**Brief:** Please find all lines in the data that hold the string "this" and copy them.

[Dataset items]
-=-=-

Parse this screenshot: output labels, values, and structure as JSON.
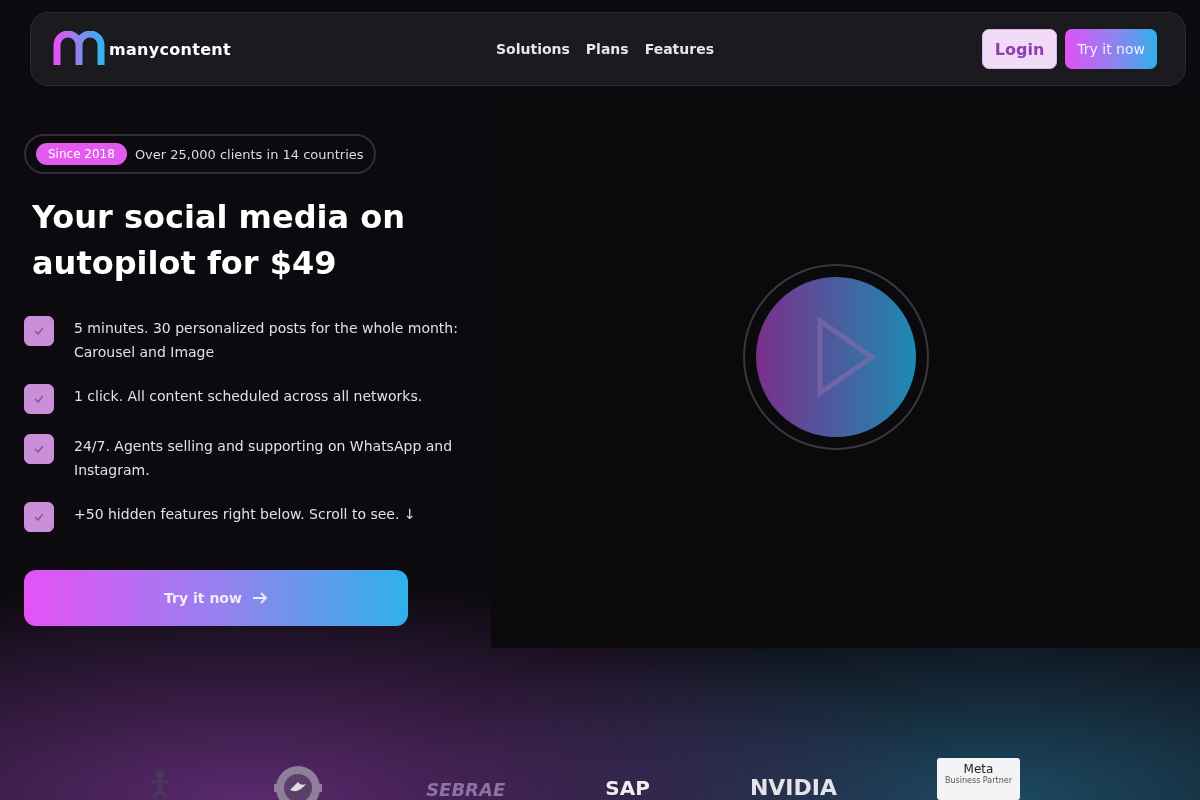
{
  "nav": {
    "logo": "manycontent",
    "links": [
      "Solutions",
      "Plans",
      "Features"
    ],
    "login": "Login",
    "cta": "Try it now"
  },
  "hero": {
    "badge": "Since 2018",
    "badge_text": "Over 25,000 clients in 14 countries",
    "title": "Your social media on autopilot for $49",
    "features": [
      {
        "text": "5 minutes. 30 personalized posts for the whole month: Carousel and Image",
        "checked": true
      },
      {
        "text": "1 click. All content scheduled across all networks.",
        "checked": true
      },
      {
        "text": "24/7. Agents selling and supporting on WhatsApp and Instagram.",
        "checked": true
      },
      {
        "text": "+50 hidden features right below. Scroll to see. ↓",
        "checked": true
      }
    ],
    "cta": "Try it now"
  },
  "partners": [
    {
      "kind": "figure"
    },
    {
      "kind": "badge"
    },
    {
      "kind": "text",
      "name": "SEBRAE"
    },
    {
      "kind": "text",
      "name": "SAP"
    },
    {
      "kind": "text",
      "name": "NVIDIA"
    },
    {
      "kind": "card",
      "name": "Meta",
      "sub": "Business Partner"
    }
  ]
}
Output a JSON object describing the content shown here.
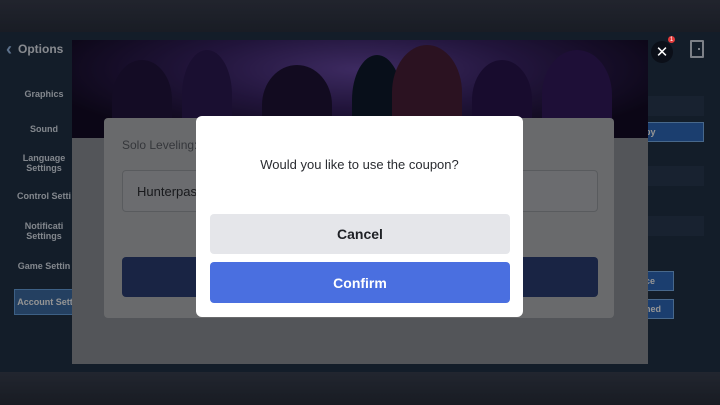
{
  "settings": {
    "header_title": "Options",
    "sidebar": [
      {
        "label": "Graphics"
      },
      {
        "label": "Sound"
      },
      {
        "label": "Language Settings"
      },
      {
        "label": "Control Setti"
      },
      {
        "label": "Notificati Settings"
      },
      {
        "label": "Game Settin"
      },
      {
        "label": "Account Sett"
      }
    ],
    "right_buttons": {
      "copy": "py",
      "btn2": "ce",
      "btn3": "ned"
    },
    "notification_count": "1"
  },
  "coupon": {
    "title": "Solo Leveling:",
    "input_value": "Hunterpass"
  },
  "modal": {
    "message": "Would you like to use the coupon?",
    "cancel_label": "Cancel",
    "confirm_label": "Confirm"
  },
  "colors": {
    "accent": "#4a6fe0",
    "cancel_bg": "#e5e6ea",
    "modal_bg": "#ffffff"
  }
}
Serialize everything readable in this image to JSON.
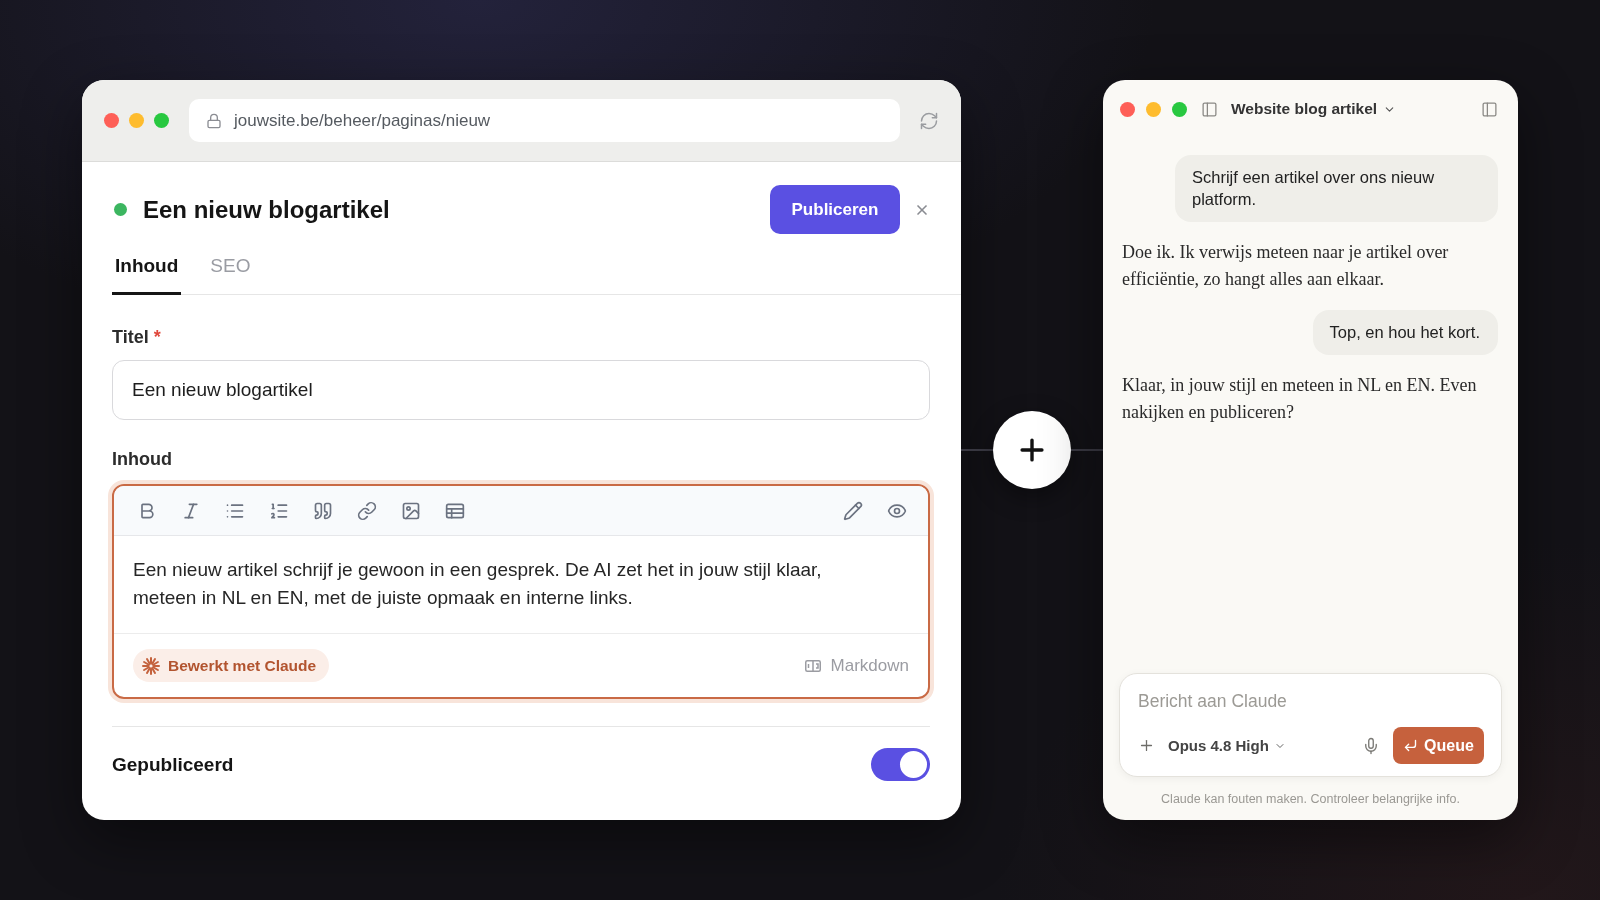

-=-=-

**The reply:**
Parse this screenshot: output labels, values, and structure as JSON.
Serialize everything readable in this image to JSON.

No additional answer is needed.